#### Description of the task:
Give the number of lines that hold the string "door". Nothing else is needed.
== Input rows ==
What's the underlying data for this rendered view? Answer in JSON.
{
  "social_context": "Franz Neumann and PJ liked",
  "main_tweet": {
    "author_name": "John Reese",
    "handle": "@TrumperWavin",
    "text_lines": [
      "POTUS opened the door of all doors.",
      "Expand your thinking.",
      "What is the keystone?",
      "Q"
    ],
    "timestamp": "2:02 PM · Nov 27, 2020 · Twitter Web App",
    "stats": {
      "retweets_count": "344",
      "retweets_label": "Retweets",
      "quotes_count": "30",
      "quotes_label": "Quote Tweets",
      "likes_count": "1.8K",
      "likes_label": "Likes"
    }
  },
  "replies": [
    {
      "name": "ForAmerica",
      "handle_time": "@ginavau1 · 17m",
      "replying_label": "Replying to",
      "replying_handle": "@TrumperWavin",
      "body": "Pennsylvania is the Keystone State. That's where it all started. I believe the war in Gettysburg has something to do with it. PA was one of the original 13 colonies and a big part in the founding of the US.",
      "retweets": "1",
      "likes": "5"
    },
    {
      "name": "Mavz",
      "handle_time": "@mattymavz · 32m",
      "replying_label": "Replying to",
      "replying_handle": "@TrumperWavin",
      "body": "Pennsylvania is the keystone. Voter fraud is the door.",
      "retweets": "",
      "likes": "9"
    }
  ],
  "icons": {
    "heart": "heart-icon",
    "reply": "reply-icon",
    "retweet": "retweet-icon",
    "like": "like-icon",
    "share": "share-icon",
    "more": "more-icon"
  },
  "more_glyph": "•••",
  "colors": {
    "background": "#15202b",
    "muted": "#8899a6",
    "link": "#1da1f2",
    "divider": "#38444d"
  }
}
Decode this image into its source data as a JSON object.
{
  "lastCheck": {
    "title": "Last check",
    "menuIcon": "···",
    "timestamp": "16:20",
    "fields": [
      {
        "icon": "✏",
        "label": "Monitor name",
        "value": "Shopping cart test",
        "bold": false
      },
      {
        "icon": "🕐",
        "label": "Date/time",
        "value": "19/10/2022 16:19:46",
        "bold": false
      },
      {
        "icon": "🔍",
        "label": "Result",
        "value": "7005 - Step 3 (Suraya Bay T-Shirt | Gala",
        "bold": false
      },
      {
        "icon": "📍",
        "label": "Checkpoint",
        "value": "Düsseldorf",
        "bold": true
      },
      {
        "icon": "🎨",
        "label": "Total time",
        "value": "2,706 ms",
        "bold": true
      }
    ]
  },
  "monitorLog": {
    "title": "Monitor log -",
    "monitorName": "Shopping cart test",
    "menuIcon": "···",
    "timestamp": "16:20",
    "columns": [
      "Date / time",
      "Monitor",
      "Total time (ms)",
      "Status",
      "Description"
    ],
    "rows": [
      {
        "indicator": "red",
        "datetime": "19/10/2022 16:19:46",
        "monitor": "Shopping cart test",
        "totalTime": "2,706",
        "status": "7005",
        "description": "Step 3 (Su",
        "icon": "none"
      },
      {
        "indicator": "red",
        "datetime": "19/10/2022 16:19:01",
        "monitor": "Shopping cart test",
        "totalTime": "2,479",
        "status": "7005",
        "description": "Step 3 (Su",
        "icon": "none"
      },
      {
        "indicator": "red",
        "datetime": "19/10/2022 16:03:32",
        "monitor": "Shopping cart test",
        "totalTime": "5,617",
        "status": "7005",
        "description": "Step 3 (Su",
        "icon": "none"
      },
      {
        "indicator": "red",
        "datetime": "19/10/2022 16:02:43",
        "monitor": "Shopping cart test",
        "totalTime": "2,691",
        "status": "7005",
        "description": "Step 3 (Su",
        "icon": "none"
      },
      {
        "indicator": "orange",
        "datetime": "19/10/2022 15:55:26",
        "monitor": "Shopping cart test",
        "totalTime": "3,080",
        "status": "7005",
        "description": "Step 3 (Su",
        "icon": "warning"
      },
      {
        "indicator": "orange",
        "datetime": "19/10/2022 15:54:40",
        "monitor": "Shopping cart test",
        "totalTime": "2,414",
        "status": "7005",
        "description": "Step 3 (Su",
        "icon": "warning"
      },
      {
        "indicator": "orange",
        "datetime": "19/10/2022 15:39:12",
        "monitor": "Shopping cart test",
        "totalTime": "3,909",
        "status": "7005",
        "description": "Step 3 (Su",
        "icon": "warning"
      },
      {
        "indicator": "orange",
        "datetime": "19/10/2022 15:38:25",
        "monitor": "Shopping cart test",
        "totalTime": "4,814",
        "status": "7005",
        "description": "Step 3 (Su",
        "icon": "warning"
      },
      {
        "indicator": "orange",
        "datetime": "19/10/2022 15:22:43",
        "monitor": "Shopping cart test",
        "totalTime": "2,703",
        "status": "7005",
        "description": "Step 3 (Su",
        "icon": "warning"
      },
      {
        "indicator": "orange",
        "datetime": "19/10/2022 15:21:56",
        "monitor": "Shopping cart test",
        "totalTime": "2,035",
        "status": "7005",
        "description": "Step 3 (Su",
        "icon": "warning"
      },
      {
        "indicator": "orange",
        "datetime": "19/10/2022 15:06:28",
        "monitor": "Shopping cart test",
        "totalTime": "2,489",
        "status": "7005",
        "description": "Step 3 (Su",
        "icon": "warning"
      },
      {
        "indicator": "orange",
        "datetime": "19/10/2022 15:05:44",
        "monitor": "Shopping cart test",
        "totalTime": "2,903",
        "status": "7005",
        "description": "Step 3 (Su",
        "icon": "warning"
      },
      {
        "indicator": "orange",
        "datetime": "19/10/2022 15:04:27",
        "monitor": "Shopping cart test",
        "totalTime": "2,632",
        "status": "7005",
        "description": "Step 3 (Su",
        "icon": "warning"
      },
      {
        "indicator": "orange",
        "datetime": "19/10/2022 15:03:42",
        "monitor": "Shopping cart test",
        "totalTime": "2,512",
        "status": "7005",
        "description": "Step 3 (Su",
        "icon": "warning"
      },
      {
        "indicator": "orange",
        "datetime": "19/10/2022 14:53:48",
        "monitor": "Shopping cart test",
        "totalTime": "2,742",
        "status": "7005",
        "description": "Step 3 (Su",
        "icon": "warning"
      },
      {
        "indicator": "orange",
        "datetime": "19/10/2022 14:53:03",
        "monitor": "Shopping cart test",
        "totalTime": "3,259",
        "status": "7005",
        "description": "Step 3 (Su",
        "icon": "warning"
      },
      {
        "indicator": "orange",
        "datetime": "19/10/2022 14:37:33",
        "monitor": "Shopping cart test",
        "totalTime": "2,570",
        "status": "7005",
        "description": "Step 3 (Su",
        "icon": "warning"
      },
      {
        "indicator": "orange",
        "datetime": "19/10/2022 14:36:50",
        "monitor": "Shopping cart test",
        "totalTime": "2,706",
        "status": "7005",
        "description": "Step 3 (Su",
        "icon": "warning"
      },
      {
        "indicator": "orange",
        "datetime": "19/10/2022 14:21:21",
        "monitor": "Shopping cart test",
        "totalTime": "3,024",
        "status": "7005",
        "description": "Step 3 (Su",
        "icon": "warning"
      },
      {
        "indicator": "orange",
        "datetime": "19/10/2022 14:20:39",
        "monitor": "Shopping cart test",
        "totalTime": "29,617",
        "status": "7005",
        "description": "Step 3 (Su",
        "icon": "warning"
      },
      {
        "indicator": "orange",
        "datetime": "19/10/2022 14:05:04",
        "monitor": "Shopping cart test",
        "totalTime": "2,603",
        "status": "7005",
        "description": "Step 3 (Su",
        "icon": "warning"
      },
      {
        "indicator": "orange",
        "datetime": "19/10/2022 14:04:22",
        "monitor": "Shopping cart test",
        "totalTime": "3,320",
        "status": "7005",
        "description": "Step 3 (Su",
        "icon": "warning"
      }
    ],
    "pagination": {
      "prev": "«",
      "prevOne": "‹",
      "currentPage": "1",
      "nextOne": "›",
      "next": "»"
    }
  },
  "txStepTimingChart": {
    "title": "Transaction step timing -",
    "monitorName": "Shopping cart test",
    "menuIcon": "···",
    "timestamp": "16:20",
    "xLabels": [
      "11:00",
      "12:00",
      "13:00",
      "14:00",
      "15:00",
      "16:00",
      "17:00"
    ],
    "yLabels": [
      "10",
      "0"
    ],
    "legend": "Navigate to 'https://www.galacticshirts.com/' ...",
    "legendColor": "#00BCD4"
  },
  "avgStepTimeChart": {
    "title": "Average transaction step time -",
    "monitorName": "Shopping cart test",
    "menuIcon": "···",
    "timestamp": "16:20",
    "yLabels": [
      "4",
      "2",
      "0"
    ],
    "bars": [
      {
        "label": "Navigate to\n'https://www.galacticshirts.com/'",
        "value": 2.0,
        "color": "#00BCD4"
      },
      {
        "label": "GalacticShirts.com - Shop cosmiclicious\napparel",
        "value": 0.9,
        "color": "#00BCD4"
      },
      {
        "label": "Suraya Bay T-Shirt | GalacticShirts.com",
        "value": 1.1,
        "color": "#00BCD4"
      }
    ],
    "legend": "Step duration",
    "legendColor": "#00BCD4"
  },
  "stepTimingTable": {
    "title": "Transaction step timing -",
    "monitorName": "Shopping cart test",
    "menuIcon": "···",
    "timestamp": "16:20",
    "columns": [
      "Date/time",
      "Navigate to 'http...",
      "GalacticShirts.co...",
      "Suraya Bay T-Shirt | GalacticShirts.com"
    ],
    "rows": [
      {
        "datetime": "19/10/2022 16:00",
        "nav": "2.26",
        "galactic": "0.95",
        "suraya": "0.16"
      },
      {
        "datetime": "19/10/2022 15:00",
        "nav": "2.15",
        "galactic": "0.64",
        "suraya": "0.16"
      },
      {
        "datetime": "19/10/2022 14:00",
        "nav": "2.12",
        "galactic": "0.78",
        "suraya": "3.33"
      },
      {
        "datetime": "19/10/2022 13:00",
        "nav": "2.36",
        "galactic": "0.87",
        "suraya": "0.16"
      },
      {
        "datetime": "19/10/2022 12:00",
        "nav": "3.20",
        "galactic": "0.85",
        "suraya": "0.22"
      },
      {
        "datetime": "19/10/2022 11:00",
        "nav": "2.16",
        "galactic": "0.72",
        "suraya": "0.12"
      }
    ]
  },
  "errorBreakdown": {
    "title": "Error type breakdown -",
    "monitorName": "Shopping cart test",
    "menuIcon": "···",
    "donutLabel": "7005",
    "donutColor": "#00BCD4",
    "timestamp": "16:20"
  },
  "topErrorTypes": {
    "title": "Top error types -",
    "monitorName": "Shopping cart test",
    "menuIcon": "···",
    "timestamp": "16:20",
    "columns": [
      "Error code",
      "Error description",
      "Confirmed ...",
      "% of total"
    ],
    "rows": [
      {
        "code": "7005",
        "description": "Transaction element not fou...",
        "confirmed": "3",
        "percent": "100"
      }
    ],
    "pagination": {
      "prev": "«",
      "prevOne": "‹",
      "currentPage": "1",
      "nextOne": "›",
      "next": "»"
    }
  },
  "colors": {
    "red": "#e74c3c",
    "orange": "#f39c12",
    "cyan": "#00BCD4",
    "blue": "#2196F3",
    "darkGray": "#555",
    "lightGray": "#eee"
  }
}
===
#### Result for this task:
2